Instruction:
Copy out each line that has "Surround" in it.

Records to use:
----
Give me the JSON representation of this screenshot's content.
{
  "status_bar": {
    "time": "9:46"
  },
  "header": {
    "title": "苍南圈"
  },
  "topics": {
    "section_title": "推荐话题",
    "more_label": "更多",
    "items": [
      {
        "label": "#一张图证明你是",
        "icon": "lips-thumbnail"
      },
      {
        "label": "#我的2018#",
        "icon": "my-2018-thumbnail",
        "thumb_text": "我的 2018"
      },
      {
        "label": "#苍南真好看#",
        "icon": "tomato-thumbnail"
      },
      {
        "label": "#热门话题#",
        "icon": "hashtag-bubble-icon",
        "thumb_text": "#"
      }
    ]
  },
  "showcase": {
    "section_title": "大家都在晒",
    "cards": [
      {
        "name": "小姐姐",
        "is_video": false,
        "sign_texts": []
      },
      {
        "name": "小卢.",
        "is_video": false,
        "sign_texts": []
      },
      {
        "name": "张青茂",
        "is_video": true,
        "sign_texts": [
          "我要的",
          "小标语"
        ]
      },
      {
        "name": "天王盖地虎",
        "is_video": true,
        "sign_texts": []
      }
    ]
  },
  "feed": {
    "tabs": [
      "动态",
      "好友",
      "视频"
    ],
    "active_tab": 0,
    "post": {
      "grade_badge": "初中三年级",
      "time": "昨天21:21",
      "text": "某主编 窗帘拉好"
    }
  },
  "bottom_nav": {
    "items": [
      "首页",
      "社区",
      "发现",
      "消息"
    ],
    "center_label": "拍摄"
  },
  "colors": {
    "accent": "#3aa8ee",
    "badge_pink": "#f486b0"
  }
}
----
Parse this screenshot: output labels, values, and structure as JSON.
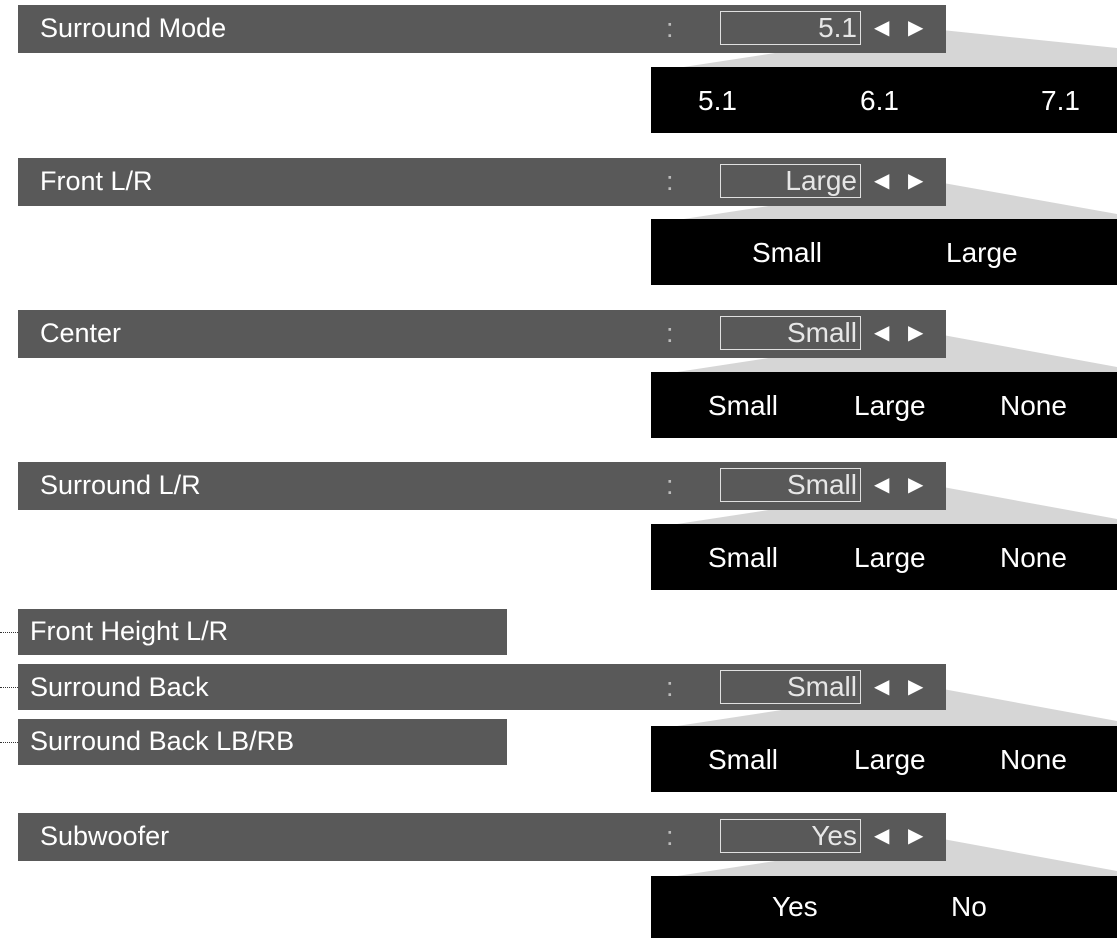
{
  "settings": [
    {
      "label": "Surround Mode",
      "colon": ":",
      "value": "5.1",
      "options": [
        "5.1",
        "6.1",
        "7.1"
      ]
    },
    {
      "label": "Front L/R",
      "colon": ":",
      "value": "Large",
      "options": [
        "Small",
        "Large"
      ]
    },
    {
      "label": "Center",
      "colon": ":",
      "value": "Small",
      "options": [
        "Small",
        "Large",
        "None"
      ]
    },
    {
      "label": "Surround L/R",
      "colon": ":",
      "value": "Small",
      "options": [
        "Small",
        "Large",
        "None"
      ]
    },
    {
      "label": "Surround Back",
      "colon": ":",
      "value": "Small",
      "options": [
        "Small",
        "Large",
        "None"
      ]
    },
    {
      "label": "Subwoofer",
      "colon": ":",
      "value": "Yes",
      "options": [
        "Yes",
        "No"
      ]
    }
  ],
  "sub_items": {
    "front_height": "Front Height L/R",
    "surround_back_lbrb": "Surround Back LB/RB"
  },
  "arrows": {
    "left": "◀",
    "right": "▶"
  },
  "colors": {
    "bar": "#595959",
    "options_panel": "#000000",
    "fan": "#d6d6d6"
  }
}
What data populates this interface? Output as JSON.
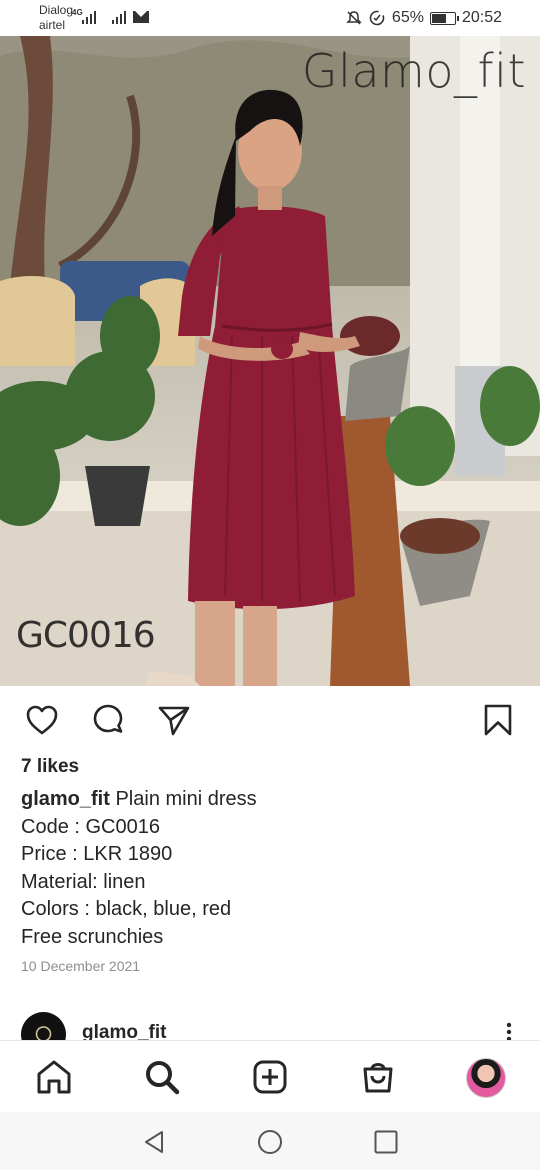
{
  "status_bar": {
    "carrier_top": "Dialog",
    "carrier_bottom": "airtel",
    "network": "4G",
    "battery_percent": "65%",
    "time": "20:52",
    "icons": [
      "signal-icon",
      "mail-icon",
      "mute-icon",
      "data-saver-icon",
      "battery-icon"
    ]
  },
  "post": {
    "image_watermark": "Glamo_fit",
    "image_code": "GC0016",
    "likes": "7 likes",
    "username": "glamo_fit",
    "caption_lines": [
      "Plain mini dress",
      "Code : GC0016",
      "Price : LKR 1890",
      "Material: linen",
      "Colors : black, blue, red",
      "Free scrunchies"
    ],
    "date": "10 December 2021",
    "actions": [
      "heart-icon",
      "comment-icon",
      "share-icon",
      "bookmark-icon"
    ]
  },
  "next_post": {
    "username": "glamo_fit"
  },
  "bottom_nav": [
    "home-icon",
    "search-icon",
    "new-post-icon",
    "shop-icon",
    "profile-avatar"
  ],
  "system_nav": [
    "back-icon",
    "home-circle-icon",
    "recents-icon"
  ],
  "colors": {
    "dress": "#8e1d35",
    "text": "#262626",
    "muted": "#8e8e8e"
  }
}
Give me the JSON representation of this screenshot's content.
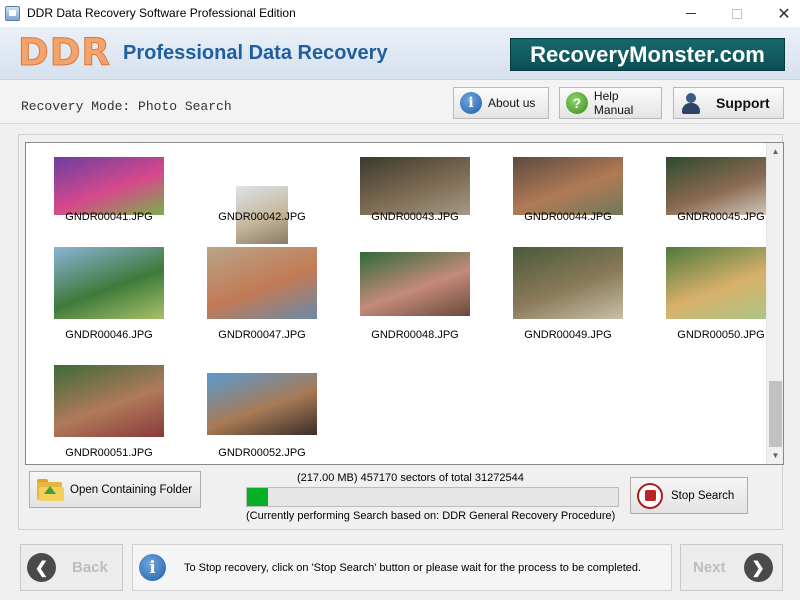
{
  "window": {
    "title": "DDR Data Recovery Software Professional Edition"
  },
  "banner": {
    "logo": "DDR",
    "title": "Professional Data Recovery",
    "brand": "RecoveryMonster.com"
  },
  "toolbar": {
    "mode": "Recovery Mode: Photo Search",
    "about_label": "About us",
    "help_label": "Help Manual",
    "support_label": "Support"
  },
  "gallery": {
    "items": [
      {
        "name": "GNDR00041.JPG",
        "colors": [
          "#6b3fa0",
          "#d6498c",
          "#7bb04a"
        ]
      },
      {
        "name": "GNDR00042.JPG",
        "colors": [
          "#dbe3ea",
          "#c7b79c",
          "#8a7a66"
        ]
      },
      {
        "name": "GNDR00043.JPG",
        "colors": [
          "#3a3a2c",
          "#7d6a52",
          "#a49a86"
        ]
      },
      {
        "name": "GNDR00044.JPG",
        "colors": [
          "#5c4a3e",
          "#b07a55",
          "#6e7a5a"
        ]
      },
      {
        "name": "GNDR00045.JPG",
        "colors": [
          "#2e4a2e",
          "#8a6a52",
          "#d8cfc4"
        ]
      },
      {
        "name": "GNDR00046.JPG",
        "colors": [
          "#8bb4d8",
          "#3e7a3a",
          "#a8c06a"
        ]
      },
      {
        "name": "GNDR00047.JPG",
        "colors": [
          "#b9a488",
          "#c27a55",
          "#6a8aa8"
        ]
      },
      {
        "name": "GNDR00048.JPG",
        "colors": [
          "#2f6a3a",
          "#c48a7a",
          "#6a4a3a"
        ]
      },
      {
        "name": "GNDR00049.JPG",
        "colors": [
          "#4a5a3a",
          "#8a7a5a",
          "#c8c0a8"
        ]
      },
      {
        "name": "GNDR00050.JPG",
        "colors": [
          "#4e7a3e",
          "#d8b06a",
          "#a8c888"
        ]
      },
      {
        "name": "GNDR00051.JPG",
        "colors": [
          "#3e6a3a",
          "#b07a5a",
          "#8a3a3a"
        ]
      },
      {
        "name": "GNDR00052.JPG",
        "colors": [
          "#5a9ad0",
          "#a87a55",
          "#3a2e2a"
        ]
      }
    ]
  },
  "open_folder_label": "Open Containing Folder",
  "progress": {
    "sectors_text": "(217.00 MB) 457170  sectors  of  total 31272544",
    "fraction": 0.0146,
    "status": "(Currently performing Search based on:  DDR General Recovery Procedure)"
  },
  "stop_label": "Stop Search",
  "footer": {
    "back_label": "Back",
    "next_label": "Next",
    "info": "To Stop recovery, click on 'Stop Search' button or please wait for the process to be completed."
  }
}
----
Final result:
      "label": "Surround Mode",
      "label": "Surround L/R",
      "label": "Surround Back",
    "surround_back_lbrb": "Surround Back LB/RB"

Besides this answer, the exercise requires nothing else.